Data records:

● ● ● ●

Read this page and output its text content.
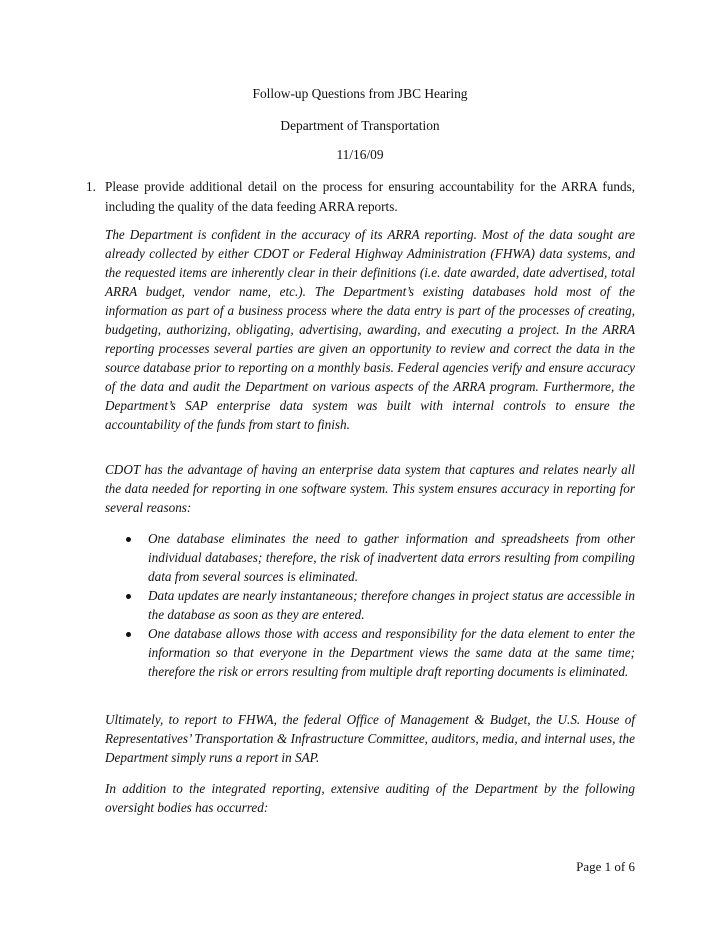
Follow-up Questions from JBC Hearing
Department of Transportation
11/16/09
1. Please provide additional detail on the process for ensuring accountability for the ARRA funds, including the quality of the data feeding ARRA reports.

The Department is confident in the accuracy of its ARRA reporting. Most of the data sought are already collected by either CDOT or Federal Highway Administration (FHWA) data systems, and the requested items are inherently clear in their definitions (i.e. date awarded, date advertised, total ARRA budget, vendor name, etc.). The Department’s existing databases hold most of the information as part of a business process where the data entry is part of the processes of creating, budgeting, authorizing, obligating, advertising, awarding, and executing a project. In the ARRA reporting processes several parties are given an opportunity to review and correct the data in the source database prior to reporting on a monthly basis. Federal agencies verify and ensure accuracy of the data and audit the Department on various aspects of the ARRA program. Furthermore, the Department’s SAP enterprise data system was built with internal controls to ensure the accountability of the funds from start to finish.

CDOT has the advantage of having an enterprise data system that captures and relates nearly all the data needed for reporting in one software system. This system ensures accuracy in reporting for several reasons:

One database eliminates the need to gather information and spreadsheets from other individual databases; therefore, the risk of inadvertent data errors resulting from compiling data from several sources is eliminated.
Data updates are nearly instantaneous; therefore changes in project status are accessible in the database as soon as they are entered.
One database allows those with access and responsibility for the data element to enter the information so that everyone in the Department views the same data at the same time; therefore the risk or errors resulting from multiple draft reporting documents is eliminated.

Ultimately, to report to FHWA, the federal Office of Management & Budget, the U.S. House of Representatives’ Transportation & Infrastructure Committee, auditors, media, and internal uses, the Department simply runs a report in SAP.

In addition to the integrated reporting, extensive auditing of the Department by the following oversight bodies has occurred:

Page 1 of 6
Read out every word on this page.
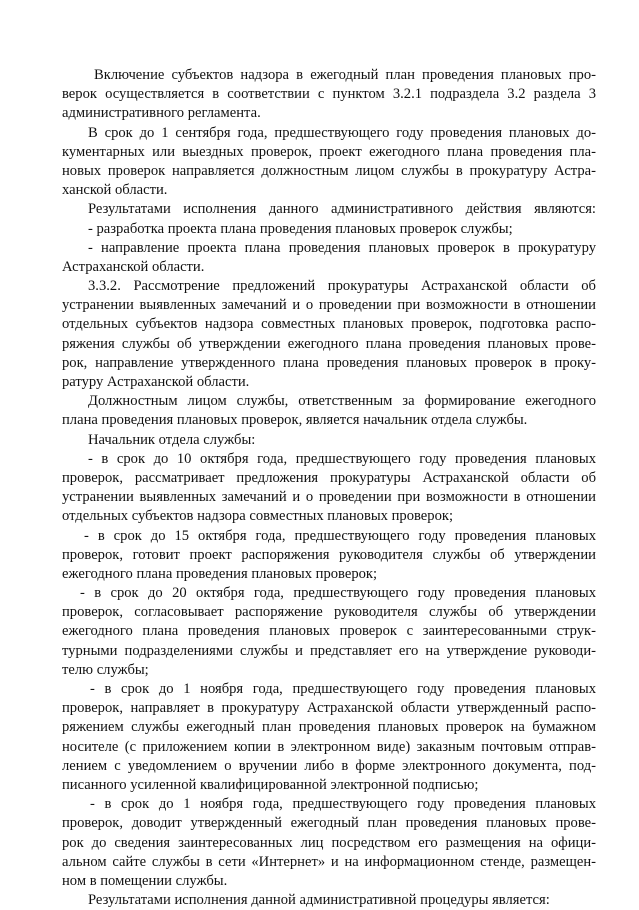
Включение субъектов надзора в ежегодный план проведения плановых про-
верок осуществляется в соответствии с пунктом 3.2.1 подраздела 3.2 раздела 3
административного регламента.
В срок до 1 сентября года, предшествующего году проведения плановых до-
кументарных или выездных проверок, проект ежегодного плана проведения пла-
новых проверок направляется должностным лицом службы в прокуратуру Астра-
ханской области.
Результатами исполнения данного административного действия являются:
- разработка проекта плана проведения плановых проверок службы;
- направление проекта плана проведения плановых проверок в прокуратуру
Астраханской области.
3.3.2. Рассмотрение предложений прокуратуры Астраханской области об
устранении выявленных замечаний и о проведении при возможности в отношении
отдельных субъектов надзора совместных плановых проверок, подготовка распо-
ряжения службы об утверждении ежегодного плана проведения плановых прове-
рок, направление утвержденного плана проведения плановых проверок в проку-
ратуру Астраханской области.
Должностным лицом службы, ответственным за формирование ежегодного
плана проведения плановых проверок, является начальник отдела службы.
Начальник отдела службы:
- в срок до 10 октября года, предшествующего году проведения плановых
проверок, рассматривает предложения прокуратуры Астраханской области об
устранении выявленных замечаний и о проведении при возможности в отношении
отдельных субъектов надзора совместных плановых проверок;
- в срок до 15 октября года, предшествующего году проведения плановых
проверок, готовит проект распоряжения руководителя службы об утверждении
ежегодного плана проведения плановых проверок;
- в срок до 20 октября года, предшествующего году проведения плановых
проверок, согласовывает распоряжение руководителя службы об утверждении
ежегодного плана проведения плановых проверок с заинтересованными струк-
турными подразделениями службы и представляет его на утверждение руководи-
телю службы;
- в срок до 1 ноября года, предшествующего году проведения плановых
проверок, направляет в прокуратуру Астраханской области утвержденный распо-
ряжением службы ежегодный план проведения плановых проверок на бумажном
носителе (с приложением копии в электронном виде) заказным почтовым отправ-
лением с уведомлением о вручении либо в форме электронного документа, под-
писанного усиленной квалифицированной электронной подписью;
- в срок до 1 ноября года, предшествующего году проведения плановых
проверок, доводит утвержденный ежегодный план проведения плановых прове-
рок до сведения заинтересованных лиц посредством его размещения на офици-
альном сайте службы в сети «Интернет» и на информационном стенде, размещен-
ном в помещении службы.
Результатами исполнения данной административной процедуры является:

● ● ● ●

#### BRIEF:
Copy every line of the data word for word, omitting the images.

#### COMPLETED EXERCISE:
Read this page and output its text content.
Follow-up Questions from JBC Hearing
Department of Transportation
11/16/09
1. Please provide additional detail on the process for ensuring accountability for the ARRA funds, including the quality of the data feeding ARRA reports.

The Department is confident in the accuracy of its ARRA reporting. Most of the data sought are already collected by either CDOT or Federal Highway Administration (FHWA) data systems, and the requested items are inherently clear in their definitions (i.e. date awarded, date advertised, total ARRA budget, vendor name, etc.). The Department’s existing databases hold most of the information as part of a business process where the data entry is part of the processes of creating, budgeting, authorizing, obligating, advertising, awarding, and executing a project. In the ARRA reporting processes several parties are given an opportunity to review and correct the data in the source database prior to reporting on a monthly basis. Federal agencies verify and ensure accuracy of the data and audit the Department on various aspects of the ARRA program. Furthermore, the Department’s SAP enterprise data system was built with internal controls to ensure the accountability of the funds from start to finish.

CDOT has the advantage of having an enterprise data system that captures and relates nearly all the data needed for reporting in one software system. This system ensures accuracy in reporting for several reasons:

One database eliminates the need to gather information and spreadsheets from other individual databases; therefore, the risk of inadvertent data errors resulting from compiling data from several sources is eliminated.
Data updates are nearly instantaneous; therefore changes in project status are accessible in the database as soon as they are entered.
One database allows those with access and responsibility for the data element to enter the information so that everyone in the Department views the same data at the same time; therefore the risk or errors resulting from multiple draft reporting documents is eliminated.

Ultimately, to report to FHWA, the federal Office of Management & Budget, the U.S. House of Representatives’ Transportation & Infrastructure Committee, auditors, media, and internal uses, the Department simply runs a report in SAP.

In addition to the integrated reporting, extensive auditing of the Department by the following oversight bodies has occurred:

Page 1 of 6
Read out every word on this page.
Включение субъектов надзора в ежегодный план проведения плановых про-
верок осуществляется в соответствии с пунктом 3.2.1 подраздела 3.2 раздела 3
административного регламента.
В срок до 1 сентября года, предшествующего году проведения плановых до-
кументарных или выездных проверок, проект ежегодного плана проведения пла-
новых проверок направляется должностным лицом службы в прокуратуру Астра-
ханской области.
Результатами исполнения данного административного действия являются:
- разработка проекта плана проведения плановых проверок службы;
- направление проекта плана проведения плановых проверок в прокуратуру
Астраханской области.
3.3.2. Рассмотрение предложений прокуратуры Астраханской области об
устранении выявленных замечаний и о проведении при возможности в отношении
отдельных субъектов надзора совместных плановых проверок, подготовка распо-
ряжения службы об утверждении ежегодного плана проведения плановых прове-
рок, направление утвержденного плана проведения плановых проверок в проку-
ратуру Астраханской области.
Должностным лицом службы, ответственным за формирование ежегодного
плана проведения плановых проверок, является начальник отдела службы.
Начальник отдела службы:
- в срок до 10 октября года, предшествующего году проведения плановых
проверок, рассматривает предложения прокуратуры Астраханской области об
устранении выявленных замечаний и о проведении при возможности в отношении
отдельных субъектов надзора совместных плановых проверок;
- в срок до 15 октября года, предшествующего году проведения плановых
проверок, готовит проект распоряжения руководителя службы об утверждении
ежегодного плана проведения плановых проверок;
- в срок до 20 октября года, предшествующего году проведения плановых
проверок, согласовывает распоряжение руководителя службы об утверждении
ежегодного плана проведения плановых проверок с заинтересованными струк-
турными подразделениями службы и представляет его на утверждение руководи-
телю службы;
- в срок до 1 ноября года, предшествующего году проведения плановых
проверок, направляет в прокуратуру Астраханской области утвержденный распо-
ряжением службы ежегодный план проведения плановых проверок на бумажном
носителе (с приложением копии в электронном виде) заказным почтовым отправ-
лением с уведомлением о вручении либо в форме электронного документа, под-
писанного усиленной квалифицированной электронной подписью;
- в срок до 1 ноября года, предшествующего году проведения плановых
проверок, доводит утвержденный ежегодный план проведения плановых прове-
рок до сведения заинтересованных лиц посредством его размещения на офици-
альном сайте службы в сети «Интернет» и на информационном стенде, размещен-
ном в помещении службы.
Результатами исполнения данной административной процедуры является:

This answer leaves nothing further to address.